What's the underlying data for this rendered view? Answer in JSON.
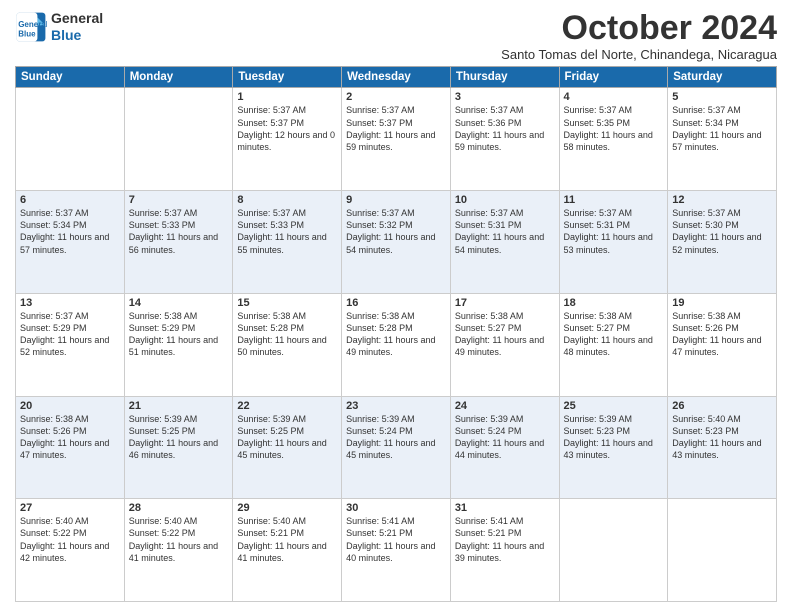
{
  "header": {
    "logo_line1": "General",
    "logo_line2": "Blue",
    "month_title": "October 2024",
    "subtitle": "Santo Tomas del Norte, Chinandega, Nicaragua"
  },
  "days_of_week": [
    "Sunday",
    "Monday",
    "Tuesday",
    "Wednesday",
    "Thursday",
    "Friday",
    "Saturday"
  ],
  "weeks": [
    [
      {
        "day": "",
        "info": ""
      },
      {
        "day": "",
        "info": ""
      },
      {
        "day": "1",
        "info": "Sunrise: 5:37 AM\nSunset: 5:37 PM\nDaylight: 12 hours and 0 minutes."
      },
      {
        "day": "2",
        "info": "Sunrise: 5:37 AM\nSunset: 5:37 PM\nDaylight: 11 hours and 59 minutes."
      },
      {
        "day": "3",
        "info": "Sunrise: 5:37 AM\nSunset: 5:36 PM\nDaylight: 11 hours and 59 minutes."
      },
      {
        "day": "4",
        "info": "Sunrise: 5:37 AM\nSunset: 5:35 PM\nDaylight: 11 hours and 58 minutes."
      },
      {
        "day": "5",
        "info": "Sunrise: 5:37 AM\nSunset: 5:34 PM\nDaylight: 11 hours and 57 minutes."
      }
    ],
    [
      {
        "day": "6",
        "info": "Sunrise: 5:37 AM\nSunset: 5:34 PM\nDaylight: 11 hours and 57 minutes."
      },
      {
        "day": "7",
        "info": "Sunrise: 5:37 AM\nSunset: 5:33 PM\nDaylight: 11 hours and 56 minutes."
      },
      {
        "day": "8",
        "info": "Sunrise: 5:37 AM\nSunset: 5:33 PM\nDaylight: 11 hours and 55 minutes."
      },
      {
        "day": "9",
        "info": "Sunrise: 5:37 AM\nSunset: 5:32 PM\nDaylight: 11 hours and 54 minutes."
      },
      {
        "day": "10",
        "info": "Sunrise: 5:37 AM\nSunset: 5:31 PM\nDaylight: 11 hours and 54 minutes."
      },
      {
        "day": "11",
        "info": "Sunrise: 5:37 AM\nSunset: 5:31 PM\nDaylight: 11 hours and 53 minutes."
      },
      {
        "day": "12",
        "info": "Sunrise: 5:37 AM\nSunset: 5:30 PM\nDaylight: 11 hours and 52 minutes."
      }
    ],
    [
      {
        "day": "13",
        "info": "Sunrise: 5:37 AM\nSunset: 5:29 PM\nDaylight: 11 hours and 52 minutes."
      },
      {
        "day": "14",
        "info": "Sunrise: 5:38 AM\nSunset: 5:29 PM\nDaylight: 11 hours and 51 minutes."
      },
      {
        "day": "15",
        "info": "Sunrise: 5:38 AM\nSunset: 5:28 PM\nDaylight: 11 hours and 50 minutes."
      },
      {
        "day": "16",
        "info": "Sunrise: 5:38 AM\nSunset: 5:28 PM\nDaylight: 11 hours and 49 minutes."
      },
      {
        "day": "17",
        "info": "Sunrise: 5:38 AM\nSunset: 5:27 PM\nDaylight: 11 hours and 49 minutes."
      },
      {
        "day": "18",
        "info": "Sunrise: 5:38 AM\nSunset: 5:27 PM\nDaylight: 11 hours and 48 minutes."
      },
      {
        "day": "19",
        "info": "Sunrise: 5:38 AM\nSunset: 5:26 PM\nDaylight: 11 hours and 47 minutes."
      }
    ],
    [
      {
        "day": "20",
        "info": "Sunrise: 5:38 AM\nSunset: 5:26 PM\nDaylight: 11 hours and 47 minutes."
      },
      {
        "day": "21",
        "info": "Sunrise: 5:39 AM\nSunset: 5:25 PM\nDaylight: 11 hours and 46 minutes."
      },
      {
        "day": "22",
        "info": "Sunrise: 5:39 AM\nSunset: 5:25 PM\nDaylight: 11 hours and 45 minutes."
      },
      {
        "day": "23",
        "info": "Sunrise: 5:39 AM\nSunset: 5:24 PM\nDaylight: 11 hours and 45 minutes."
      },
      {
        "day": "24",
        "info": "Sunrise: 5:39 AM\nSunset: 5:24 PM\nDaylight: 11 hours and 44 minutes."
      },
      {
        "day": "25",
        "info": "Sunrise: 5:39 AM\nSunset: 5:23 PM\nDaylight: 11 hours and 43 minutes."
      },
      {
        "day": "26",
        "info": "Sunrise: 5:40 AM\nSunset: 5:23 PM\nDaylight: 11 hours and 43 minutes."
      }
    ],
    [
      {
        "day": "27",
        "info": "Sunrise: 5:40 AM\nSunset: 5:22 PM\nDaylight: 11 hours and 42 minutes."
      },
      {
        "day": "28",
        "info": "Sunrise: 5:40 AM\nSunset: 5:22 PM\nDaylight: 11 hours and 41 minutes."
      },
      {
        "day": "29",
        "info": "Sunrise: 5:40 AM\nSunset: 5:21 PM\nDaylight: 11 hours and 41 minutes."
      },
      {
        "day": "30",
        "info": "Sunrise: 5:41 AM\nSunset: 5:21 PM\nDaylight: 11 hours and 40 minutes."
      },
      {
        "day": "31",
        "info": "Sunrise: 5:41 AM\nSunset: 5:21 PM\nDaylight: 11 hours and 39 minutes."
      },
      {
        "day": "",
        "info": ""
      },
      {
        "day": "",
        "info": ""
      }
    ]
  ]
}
==
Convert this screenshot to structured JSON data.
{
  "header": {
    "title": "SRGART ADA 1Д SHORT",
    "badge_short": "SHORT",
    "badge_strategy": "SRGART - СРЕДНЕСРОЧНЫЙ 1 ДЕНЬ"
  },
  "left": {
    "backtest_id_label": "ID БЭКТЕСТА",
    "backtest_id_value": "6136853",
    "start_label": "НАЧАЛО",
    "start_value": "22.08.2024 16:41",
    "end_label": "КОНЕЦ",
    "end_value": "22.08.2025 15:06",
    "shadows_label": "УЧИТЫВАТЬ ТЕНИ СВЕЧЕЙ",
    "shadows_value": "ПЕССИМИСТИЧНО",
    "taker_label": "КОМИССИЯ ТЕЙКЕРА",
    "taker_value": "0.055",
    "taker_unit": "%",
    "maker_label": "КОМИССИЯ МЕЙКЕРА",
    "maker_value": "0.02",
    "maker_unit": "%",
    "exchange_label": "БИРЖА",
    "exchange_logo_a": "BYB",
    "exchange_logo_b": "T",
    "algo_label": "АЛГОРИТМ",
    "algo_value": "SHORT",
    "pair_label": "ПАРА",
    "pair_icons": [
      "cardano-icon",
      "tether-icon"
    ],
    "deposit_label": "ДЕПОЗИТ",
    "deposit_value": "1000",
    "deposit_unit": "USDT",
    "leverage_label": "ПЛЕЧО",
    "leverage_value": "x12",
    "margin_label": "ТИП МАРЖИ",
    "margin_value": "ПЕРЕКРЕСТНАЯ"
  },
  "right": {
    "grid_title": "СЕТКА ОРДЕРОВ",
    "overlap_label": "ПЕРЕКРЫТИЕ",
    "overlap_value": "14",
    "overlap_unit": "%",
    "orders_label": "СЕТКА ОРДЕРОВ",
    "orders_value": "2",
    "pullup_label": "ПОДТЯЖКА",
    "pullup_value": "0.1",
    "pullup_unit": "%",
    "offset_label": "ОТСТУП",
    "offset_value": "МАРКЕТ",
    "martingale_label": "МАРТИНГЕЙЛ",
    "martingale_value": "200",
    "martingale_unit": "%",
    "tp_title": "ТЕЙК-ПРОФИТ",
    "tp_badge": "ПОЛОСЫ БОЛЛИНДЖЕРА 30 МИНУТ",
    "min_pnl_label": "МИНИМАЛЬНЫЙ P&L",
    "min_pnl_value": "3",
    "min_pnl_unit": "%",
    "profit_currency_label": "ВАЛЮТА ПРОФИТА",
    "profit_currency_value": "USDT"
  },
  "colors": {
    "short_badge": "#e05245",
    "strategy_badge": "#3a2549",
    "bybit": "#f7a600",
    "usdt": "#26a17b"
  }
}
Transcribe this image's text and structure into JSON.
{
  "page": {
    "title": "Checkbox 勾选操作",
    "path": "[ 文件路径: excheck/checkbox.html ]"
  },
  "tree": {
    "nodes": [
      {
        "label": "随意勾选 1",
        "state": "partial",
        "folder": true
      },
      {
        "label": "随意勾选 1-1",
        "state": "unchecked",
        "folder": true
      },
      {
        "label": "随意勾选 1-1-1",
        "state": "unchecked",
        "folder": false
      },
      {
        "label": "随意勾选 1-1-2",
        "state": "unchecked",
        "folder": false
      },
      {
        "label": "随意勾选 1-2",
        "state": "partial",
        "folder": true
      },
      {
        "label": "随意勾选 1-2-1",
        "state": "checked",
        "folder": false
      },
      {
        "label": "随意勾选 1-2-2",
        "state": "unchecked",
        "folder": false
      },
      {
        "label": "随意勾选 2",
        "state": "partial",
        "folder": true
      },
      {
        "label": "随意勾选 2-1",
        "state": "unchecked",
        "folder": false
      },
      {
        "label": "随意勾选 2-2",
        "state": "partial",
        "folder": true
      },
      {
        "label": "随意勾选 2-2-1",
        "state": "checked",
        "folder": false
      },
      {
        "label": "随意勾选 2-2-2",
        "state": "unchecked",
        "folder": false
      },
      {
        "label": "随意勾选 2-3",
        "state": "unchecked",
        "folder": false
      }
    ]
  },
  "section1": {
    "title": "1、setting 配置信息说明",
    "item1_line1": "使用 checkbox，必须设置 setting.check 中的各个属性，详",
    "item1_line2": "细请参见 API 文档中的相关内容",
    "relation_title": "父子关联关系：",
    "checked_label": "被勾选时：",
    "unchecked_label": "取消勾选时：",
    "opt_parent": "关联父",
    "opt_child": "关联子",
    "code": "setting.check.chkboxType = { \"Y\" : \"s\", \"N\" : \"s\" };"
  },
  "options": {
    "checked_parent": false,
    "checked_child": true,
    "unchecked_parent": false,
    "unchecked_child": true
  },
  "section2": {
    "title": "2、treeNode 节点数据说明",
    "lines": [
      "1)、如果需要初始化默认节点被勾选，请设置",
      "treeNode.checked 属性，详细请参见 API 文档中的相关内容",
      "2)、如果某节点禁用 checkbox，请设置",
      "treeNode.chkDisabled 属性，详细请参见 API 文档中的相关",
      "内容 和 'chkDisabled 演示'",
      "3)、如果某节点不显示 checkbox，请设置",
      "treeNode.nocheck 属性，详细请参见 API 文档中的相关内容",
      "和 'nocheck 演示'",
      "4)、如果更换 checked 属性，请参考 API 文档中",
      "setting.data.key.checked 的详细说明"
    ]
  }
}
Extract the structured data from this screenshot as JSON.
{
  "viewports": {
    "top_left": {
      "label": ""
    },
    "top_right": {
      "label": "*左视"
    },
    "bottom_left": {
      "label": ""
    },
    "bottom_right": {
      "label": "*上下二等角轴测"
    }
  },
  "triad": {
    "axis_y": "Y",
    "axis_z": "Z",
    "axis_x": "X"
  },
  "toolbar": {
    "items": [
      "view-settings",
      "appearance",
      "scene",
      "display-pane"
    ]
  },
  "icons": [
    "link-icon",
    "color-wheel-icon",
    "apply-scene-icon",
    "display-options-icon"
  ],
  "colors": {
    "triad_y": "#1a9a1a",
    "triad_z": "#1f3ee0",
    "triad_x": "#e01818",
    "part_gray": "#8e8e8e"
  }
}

▸ Work instructions: Every line of the listing that holds "ОРДЕРОВ" should be found and copied.

▸ Solved exercise:
    "grid_title": "СЕТКА ОРДЕРОВ",
    "orders_label": "СЕТКА ОРДЕРОВ",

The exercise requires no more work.